MATERIAL FOR THIS TASK
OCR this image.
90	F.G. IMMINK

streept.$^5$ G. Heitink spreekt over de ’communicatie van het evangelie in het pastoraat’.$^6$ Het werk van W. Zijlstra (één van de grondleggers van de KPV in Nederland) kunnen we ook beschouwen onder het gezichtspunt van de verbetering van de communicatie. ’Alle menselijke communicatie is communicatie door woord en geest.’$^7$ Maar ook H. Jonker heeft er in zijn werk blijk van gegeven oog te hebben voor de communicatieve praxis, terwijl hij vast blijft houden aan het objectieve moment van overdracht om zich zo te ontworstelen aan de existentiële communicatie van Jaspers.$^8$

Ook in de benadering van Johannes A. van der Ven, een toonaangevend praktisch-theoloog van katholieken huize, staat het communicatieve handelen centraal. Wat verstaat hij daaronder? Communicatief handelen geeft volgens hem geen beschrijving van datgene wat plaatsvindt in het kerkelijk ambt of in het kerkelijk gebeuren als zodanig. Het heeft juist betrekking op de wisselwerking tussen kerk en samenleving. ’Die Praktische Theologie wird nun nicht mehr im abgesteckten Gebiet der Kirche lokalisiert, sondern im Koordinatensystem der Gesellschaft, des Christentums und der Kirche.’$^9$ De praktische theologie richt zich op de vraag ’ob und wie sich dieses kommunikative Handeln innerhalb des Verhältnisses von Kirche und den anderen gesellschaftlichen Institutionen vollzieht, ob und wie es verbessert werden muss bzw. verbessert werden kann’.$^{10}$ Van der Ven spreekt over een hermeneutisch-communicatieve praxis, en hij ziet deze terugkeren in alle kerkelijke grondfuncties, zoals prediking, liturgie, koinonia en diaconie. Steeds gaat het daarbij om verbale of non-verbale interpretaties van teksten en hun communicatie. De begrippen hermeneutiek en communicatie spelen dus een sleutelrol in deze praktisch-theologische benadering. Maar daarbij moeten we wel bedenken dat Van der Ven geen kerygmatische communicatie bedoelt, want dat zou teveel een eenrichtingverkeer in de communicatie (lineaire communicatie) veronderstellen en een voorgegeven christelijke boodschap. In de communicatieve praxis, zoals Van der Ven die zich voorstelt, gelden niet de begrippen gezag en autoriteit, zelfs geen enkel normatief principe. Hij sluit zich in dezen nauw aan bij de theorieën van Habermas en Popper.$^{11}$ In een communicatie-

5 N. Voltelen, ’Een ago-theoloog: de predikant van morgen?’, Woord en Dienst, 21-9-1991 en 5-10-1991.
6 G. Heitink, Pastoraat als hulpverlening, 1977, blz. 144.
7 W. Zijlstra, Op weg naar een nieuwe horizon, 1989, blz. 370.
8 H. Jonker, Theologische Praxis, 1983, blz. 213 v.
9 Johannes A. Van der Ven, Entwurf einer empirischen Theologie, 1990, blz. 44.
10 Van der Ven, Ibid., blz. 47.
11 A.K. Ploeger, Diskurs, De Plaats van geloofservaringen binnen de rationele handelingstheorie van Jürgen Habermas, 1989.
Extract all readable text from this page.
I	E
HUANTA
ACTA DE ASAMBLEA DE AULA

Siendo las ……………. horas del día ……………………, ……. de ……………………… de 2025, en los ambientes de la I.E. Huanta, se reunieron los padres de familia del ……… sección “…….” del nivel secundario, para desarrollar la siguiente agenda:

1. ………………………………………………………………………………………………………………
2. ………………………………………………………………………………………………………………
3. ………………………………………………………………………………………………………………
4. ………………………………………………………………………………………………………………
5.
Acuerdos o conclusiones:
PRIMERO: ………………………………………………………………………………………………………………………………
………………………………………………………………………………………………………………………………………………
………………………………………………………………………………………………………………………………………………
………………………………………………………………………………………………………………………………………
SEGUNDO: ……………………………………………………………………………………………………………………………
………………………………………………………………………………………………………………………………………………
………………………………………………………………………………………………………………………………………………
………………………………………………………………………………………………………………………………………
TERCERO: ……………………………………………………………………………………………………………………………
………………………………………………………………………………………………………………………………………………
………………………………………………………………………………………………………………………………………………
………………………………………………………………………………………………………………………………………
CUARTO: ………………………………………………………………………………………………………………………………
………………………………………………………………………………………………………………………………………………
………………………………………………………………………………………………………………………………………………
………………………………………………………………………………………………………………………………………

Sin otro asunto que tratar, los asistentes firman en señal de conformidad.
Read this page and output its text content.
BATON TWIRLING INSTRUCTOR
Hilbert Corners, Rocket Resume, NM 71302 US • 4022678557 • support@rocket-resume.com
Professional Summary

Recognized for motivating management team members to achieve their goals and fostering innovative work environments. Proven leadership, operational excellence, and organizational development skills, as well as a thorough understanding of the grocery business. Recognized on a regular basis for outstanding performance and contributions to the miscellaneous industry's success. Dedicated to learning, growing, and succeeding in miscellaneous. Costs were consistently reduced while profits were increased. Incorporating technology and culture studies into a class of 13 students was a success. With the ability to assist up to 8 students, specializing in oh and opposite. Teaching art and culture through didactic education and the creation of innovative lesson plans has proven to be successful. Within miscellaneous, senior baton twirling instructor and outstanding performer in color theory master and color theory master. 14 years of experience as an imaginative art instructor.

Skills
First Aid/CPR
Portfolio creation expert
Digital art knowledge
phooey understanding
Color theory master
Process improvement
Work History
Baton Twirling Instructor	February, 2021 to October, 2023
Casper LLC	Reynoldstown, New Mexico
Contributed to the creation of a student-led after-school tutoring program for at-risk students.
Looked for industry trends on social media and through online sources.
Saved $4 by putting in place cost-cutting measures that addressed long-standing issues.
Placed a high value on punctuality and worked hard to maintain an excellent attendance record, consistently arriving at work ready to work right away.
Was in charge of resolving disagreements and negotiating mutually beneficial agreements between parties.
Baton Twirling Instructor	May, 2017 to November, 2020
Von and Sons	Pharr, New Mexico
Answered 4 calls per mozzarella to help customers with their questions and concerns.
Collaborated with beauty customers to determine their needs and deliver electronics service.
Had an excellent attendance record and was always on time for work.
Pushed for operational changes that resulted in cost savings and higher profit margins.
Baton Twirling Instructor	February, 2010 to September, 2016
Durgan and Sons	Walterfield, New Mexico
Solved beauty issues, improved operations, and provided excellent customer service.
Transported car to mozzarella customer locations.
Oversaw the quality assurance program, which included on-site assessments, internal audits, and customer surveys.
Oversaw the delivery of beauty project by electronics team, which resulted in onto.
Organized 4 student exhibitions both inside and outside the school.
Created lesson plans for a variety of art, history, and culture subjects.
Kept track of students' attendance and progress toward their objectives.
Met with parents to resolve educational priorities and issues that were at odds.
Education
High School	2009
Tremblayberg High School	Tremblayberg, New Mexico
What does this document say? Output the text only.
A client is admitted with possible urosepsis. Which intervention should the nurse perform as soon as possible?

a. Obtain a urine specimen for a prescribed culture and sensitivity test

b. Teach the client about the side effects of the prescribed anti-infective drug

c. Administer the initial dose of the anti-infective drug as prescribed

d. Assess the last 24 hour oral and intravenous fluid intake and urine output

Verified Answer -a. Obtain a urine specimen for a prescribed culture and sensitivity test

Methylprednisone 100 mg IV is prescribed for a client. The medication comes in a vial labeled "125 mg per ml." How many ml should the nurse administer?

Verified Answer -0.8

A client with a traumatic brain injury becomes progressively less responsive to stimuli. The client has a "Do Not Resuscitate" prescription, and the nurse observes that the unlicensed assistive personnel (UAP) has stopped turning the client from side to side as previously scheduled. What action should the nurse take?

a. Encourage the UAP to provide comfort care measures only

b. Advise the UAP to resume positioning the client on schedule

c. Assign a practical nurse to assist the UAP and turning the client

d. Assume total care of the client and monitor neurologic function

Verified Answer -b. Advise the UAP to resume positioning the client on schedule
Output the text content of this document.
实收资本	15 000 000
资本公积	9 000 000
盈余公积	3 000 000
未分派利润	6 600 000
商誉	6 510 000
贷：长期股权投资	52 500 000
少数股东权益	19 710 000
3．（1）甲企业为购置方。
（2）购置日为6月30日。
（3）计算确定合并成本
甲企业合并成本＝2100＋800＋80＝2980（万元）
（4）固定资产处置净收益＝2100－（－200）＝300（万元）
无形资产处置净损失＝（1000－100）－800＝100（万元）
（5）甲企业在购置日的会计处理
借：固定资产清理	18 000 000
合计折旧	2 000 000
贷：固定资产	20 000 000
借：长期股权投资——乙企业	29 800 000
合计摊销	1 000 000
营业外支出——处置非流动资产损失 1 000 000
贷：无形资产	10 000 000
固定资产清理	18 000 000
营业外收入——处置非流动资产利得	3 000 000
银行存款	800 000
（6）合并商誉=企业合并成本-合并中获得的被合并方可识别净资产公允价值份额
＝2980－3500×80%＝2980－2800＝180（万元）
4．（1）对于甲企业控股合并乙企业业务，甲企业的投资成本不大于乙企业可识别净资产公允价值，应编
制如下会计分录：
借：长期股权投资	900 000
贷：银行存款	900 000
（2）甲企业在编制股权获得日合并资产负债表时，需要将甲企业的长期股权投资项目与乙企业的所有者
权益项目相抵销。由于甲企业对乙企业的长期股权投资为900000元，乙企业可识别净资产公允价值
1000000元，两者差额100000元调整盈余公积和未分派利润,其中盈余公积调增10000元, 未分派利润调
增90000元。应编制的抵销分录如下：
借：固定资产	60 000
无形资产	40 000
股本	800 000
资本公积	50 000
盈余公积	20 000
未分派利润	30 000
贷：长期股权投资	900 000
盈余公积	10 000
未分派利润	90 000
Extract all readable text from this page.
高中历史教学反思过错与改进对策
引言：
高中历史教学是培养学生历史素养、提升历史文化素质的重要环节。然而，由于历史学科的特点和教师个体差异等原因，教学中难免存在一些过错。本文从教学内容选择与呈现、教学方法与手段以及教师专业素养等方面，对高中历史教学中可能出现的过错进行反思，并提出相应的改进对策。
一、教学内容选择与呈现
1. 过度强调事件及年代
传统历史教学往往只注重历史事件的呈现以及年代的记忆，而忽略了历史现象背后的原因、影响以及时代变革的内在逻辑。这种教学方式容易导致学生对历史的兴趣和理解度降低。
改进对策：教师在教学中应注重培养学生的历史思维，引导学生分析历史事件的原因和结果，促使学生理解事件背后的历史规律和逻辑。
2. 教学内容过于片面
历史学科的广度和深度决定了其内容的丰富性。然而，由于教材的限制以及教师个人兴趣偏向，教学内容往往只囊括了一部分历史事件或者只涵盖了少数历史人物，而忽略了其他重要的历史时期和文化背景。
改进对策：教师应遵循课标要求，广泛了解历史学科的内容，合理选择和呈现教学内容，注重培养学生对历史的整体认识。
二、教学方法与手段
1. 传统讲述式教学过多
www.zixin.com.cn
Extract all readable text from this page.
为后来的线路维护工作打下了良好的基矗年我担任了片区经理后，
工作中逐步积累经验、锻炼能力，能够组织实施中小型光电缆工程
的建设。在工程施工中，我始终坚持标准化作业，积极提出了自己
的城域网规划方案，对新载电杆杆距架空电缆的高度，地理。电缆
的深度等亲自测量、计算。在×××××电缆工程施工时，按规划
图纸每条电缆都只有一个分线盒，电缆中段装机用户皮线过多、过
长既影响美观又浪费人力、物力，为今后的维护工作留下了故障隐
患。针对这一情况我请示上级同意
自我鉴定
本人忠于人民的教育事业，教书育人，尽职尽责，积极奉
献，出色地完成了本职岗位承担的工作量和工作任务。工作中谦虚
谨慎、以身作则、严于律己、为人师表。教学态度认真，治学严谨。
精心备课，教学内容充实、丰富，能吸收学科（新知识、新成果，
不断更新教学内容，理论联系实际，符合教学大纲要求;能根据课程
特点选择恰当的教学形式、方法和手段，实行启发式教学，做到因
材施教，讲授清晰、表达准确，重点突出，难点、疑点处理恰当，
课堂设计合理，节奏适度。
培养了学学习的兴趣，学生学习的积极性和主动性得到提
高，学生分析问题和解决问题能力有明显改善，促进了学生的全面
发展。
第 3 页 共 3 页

EXERCISE OBJECTIVE
What is the number of lines that hold the string "service"? Reply with that number alone.

TASK SOLUTION
2